Okuma parçası:

BK eski bakanlarından Brooks Newmark’ın moderatörlüğünü üstlendiği etkinlikte, KKTC Cumhurbaşkanı Ersin Tatar’ın Özel Temsilcisi Ergün Olgun, BK Parlamentosu ‘KKTC Partiler Üstü Grubu’ (APPG) Eş Başkanı Lord Northbook, BK Milletvekili Sir David Amess ve Prof. Dr. Hasan Ünal da panelistler arasında yer aldı.

Seminer, KKTC Cumhurbaşkanı Ersin Tatar’ın neden iki devletli çözümü savunduğu sorularak başladı. Jack Straw, iki bölgeli, iki toplumlu federal Kıbrıs artık mümkün olmadığı için Kıbrıslı Türklerin iki devleti tercih ettiğini düşündüğünü söyledi. İki devletli çözümün mantıklı ve gerekli olduğunu vurguladı. ‘Berbat bir adam’ olarak tanımladığı, geçmiş Kıbrıs Rum Cumhurbaşkanı Tassos Papadopoulos’un 2004’te birleşmeye karşı çıkmasından dolayı durumun böyle olduğunu açıkladı. Avrupa Birliği’nin (AB) bölünmüş bir Kıbrıs’ı tek bir ülke gibi kabul etmesinin ne kadar büyük bir hata olduğunu ve mevcut durumun Kıbrıslı Rumların lehine olduğunu da ekledi.

Verilen görevler:
1: Okuma parçasına göre Jack Straw, Kıbrıslı Türklerin iki devleti neden tercih ettiğini düşünüyor? Bir ile üç cümle arasında açıklayın.
2: Okuma parçasında anlatılan etkinliğin moderatörlüğünü kim üstlendi?
3: Okuma parçasında "Seminer, KKTC Cumhurbaşkanı" ile başlayıp "olduğunu da ekledi." ile biten kısmı hiç değiştirmeden yazın.
Sonra gelen listenin bu okuma parçasıyla hiçbir bağlantısı yoktur.

Veri kümesi bölümü:
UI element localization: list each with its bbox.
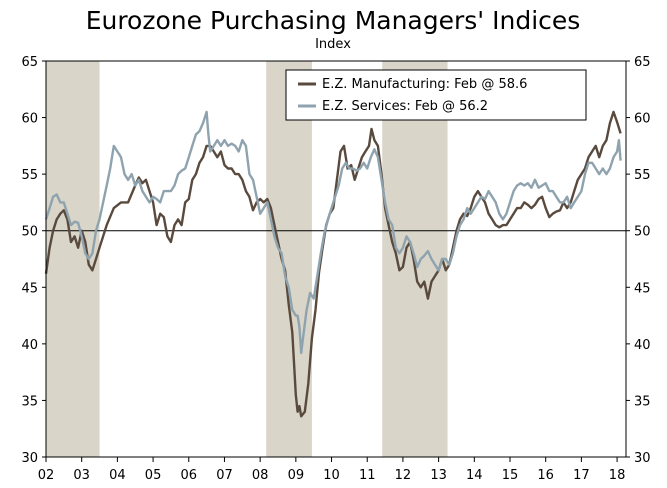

Görevlere göre yanıtlar:
1: Jack Straw'a göre iki bölgeli, iki toplumlu federal bir Kıbrıs artık mümkün olmadığı için Kıbrıslı Türkler iki devleti tercih ediyor. Straw bu durumu, geçmiş Kıbrıs Rum Cumhurbaşkanı Tassos Papadopoulos'un 2004'te birleşmeye karşı çıkmasına bağladı.

2: Etkinliğin moderatörlüğünü BK eski bakanlarından Brooks Newmark üstlendi.

3:
Seminer, KKTC Cumhurbaşkanı Ersin Tatar’ın neden iki devletli çözümü savunduğu sorularak başladı. Jack Straw, iki bölgeli, iki toplumlu federal Kıbrıs artık mümkün olmadığı için Kıbrıslı Türklerin iki devleti tercih ettiğini düşündüğünü söyledi. İki devletli çözümün mantıklı ve gerekli olduğunu vurguladı. ‘Berbat bir adam’ olarak tanımladığı, geçmiş Kıbrıs Rum Cumhurbaşkanı Tassos Papadopoulos’un 2004’te birleşmeye karşı çıkmasından dolayı durumun böyle olduğunu açıkladı. Avrupa Birliği’nin (AB) bölünmüş bir Kıbrıs’ı tek bir ülke gibi kabul etmesinin ne kadar büyük bir hata olduğunu ve mevcut durumun Kıbrıslı Rumların lehine olduğunu da ekledi.